[start SOURCE TEXT]
John Zuinglius Anderson (March 22, 1904 – February 9, 1981) was an American farmer and politician who served seven terms as a U.S. Representative from California from 1939 to 1953.

Early life and career 
Born in Oakland, California, Anderson moved with his parents to Santa Cruz, California, the same year, and to San Jose, California, in 1913, attended the public schools.
He was graduated from San Jose High School in 1923.
He moved to San Juan Bautista, California, in 1925 and engaged in agricultural pursuits and fruit growing.

Congress 
Anderson was elected as a Republican to the Seventy-sixth and to the six succeeding Congresses (January 3, 1939 – January 3, 1953).
He was a strong supporter of forcing Japanese-American citizens from the Pacific Coast states during World War II, stating in 1945: "As a member of the California congressional delegation I have consistently opposed the return of the Japanese-Americans to the Pacific coast while the war against Japan in the Pacific is in progress. I was one of those who as early as Dec. 8, 1941, advocated the immediate removal of all persons of Japanese descent from restricted and prohibited areas in California, Oregon and Washington."

He was not a candidate for renomination in 1952.

Career after Congress 
He served as member of board of directors of Bank of America.
He served as president of California Canning Pear Association and Pacific States Canning Pear Association.
With Department of Agriculture in 1954 and 1955.
[end SOURCE TEXT]
[start EXCERPTED DATA]
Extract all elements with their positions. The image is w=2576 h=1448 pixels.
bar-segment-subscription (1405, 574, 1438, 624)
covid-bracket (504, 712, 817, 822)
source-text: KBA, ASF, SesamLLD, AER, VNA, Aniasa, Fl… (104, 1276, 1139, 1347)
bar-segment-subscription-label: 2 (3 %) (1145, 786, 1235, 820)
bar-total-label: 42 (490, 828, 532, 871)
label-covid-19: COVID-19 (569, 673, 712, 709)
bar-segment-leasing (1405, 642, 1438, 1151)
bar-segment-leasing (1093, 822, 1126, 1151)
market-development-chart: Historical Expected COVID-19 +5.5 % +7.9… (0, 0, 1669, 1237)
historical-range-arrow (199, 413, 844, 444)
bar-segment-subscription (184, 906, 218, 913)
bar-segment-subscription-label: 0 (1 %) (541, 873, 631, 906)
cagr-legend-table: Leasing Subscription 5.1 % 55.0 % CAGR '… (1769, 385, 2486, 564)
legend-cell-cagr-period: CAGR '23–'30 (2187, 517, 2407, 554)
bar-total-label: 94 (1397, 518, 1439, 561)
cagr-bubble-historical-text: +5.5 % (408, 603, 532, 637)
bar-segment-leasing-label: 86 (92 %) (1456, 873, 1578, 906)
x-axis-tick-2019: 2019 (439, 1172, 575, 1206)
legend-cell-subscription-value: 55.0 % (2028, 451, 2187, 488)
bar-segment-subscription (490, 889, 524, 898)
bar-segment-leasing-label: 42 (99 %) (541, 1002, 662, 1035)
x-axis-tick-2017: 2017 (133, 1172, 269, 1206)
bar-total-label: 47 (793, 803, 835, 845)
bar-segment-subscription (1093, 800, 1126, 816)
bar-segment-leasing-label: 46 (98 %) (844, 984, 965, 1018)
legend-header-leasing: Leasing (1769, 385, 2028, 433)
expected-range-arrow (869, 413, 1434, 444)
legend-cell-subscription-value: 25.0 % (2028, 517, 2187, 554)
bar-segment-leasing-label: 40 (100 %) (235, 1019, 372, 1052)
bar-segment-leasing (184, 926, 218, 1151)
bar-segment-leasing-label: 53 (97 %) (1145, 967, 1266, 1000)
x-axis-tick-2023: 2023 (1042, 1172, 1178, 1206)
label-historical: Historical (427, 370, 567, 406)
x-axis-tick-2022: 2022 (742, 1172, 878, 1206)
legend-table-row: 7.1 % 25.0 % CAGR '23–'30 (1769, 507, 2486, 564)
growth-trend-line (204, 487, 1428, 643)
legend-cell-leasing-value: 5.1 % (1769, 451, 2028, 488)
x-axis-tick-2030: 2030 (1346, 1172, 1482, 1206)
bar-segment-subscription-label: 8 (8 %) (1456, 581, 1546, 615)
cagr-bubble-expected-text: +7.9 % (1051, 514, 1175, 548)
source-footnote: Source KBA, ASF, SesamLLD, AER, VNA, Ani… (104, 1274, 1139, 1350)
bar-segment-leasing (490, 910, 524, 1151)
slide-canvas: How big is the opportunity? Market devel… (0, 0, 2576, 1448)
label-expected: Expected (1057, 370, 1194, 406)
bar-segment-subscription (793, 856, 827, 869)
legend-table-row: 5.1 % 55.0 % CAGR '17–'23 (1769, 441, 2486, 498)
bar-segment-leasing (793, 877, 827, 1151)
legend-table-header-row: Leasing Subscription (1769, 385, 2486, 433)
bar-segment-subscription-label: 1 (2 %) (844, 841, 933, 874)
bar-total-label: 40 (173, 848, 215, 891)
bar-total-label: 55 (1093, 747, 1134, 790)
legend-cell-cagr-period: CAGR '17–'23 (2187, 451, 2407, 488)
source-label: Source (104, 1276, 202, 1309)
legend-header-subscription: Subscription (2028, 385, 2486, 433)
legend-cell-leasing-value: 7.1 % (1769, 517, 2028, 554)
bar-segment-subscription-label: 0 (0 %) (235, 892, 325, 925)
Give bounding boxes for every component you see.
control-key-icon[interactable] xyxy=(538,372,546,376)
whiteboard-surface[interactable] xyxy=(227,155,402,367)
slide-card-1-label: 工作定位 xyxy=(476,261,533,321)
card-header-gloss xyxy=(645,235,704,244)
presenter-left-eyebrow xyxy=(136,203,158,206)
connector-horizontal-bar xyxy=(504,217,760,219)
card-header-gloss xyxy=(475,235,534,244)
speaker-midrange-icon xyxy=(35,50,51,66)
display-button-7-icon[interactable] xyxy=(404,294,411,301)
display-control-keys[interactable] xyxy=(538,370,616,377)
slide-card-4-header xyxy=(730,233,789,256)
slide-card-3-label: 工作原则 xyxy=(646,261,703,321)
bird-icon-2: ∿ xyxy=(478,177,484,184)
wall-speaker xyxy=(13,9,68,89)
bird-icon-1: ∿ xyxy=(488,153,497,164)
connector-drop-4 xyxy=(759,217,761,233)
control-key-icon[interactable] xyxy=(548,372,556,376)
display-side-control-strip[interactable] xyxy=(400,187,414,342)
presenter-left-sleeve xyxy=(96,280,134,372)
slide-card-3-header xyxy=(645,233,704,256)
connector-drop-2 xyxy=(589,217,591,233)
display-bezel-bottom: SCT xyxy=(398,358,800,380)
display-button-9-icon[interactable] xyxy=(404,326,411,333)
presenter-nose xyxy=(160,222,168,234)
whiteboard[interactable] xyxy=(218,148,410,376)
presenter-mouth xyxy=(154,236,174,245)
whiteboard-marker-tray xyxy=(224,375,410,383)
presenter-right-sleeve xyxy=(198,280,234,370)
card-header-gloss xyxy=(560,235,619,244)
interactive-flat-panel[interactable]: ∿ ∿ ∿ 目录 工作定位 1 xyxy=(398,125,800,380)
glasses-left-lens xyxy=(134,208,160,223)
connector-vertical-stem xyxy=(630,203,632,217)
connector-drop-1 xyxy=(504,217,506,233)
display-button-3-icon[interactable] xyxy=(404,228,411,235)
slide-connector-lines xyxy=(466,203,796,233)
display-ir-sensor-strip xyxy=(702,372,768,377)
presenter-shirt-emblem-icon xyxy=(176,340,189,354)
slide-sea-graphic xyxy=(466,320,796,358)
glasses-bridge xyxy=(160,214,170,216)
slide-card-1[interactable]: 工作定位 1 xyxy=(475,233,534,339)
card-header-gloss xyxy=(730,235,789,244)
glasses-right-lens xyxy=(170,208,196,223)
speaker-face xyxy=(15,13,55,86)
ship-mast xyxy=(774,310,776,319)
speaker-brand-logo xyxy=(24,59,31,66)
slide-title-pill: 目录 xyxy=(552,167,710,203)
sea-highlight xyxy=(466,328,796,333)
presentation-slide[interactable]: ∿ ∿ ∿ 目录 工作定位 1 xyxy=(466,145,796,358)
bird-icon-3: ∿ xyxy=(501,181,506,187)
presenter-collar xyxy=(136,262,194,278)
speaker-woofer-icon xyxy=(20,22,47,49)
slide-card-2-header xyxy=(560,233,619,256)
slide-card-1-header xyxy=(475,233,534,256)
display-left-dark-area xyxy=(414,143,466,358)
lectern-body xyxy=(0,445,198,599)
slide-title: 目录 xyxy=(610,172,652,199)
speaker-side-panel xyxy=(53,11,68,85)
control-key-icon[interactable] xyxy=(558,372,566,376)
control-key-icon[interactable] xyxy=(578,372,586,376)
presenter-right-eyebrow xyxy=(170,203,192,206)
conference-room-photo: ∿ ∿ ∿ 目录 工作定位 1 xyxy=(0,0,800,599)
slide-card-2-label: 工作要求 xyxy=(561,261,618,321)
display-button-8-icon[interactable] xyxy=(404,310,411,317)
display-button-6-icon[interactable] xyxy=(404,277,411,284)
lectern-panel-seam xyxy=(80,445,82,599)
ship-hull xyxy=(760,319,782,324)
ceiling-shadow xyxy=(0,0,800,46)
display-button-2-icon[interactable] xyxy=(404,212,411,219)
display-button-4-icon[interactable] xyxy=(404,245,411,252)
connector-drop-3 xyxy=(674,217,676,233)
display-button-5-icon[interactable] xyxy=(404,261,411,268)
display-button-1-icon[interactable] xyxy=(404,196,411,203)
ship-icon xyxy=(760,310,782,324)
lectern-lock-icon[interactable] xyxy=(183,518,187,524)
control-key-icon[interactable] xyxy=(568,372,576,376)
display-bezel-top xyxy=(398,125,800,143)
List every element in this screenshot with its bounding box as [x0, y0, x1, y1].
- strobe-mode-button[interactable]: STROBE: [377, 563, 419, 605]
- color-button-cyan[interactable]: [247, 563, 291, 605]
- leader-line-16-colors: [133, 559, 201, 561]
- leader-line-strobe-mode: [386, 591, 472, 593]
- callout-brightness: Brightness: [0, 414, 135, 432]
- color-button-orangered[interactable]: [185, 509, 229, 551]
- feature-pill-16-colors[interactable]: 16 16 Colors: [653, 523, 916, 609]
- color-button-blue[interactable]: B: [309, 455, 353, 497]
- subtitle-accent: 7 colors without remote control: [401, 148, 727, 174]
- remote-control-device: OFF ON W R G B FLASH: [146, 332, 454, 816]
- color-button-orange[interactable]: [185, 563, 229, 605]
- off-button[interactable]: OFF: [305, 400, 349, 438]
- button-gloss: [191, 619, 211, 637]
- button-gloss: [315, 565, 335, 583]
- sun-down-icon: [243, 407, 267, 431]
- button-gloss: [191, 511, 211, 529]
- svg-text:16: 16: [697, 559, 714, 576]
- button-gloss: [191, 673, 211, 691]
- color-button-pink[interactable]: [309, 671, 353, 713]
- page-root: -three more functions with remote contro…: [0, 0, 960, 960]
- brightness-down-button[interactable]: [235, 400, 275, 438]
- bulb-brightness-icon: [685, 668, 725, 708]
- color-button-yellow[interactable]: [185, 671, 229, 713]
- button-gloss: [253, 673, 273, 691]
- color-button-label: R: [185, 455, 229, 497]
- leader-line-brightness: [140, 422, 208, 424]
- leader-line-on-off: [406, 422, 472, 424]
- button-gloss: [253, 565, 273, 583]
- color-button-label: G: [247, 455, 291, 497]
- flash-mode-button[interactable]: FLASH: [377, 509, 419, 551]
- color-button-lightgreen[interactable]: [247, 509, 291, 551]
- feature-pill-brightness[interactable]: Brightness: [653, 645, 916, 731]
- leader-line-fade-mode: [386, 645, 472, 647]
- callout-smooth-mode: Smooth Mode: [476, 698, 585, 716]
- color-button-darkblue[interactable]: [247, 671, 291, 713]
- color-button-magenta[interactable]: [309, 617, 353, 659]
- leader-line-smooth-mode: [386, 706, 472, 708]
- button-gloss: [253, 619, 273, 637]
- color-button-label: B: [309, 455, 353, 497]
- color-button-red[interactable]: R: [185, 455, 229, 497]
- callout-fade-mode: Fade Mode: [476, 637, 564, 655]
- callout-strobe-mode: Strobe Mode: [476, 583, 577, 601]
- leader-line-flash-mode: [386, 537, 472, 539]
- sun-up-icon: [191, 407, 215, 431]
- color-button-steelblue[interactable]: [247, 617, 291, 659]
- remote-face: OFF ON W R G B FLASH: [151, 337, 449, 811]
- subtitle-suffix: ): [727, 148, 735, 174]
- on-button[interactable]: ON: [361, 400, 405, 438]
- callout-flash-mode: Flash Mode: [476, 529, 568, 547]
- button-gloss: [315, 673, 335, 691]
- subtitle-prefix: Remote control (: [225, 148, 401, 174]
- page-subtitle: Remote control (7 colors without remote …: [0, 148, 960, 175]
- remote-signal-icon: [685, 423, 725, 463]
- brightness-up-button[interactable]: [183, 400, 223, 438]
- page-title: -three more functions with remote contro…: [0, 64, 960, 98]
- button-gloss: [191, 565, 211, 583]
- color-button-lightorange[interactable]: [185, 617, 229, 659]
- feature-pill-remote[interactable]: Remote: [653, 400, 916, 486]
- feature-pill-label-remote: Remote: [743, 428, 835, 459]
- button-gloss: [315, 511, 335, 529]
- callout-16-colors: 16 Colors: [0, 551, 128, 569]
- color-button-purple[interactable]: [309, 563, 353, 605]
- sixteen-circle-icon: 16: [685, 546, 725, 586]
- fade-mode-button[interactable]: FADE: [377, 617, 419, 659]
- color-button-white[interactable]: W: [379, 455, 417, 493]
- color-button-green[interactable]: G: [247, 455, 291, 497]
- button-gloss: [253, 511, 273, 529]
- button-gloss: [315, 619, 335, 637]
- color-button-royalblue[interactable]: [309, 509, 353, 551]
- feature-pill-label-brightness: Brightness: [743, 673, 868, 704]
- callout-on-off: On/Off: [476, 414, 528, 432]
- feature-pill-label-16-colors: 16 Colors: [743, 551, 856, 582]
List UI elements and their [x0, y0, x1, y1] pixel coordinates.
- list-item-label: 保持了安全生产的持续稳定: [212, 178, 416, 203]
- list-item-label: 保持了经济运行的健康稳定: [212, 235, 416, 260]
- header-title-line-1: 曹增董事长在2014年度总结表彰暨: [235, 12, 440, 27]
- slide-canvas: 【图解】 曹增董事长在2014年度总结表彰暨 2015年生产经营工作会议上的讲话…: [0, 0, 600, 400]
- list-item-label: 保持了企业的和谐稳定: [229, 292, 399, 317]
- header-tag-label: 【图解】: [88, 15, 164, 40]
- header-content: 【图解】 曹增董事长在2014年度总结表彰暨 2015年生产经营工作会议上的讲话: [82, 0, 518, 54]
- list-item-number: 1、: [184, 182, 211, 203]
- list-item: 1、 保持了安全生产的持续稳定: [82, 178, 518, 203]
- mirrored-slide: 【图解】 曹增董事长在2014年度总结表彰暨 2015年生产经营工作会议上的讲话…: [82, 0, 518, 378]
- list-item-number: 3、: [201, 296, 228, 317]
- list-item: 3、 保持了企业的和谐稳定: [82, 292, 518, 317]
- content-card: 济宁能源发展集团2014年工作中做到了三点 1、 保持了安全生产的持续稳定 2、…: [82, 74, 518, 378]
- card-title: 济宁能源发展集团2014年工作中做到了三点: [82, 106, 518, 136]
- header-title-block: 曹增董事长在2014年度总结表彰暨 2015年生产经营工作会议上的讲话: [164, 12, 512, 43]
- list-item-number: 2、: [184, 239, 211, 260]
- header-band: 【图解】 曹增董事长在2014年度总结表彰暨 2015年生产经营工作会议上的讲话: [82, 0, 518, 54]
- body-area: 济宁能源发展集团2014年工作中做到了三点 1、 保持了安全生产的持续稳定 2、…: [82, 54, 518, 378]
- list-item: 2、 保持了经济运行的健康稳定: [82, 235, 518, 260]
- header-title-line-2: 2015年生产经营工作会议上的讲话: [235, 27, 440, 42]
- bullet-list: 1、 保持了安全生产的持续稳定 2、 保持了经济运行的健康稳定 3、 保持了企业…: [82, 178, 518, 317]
[end EXCERPTED DATA]
* [TASK REQUIREMENTS]
1. Answer these from the Anderson biography:
(a) From which high school did Anderson graduate, and in what year?
(b) As a member of which party was he elected to Congress?
(c) Which two associations did he serve as president after leaving Congress?
2. Reproduce word for word the part of the Anderson biography that opens with the words containing "He was graduated" and closes with "renomination in 1952.".
The listing above comes from a source unrelated to the Anderson biography.

* [SOLUTIONS FOR EACH TASK]
1.
(a) San Jose High School, in 1923.
(b) The Republican Party.
(c) The California Canning Pear Association and the Pacific States Canning Pear Association.

2.
He was graduated from San Jose High School in 1923.
He moved to San Juan Bautista, California, in 1925 and engaged in agricultural pursuits and fruit growing.

Congress 
Anderson was elected as a Republican to the Seventy-sixth and to the six succeeding Congresses (January 3, 1939 – January 3, 1953).
He was a strong supporter of forcing Japanese-American citizens from the Pacific Coast states during World War II, stating in 1945: "As a member of the California congressional delegation I have consistently opposed the return of the Japanese-Americans to the Pacific coast while the war against Japan in the Pacific is in progress. I was one of those who as early as Dec. 8, 1941, advocated the immediate removal of all persons of Japanese descent from restricted and prohibited areas in California, Oregon and Washington."

He was not a candidate for renomination in 1952.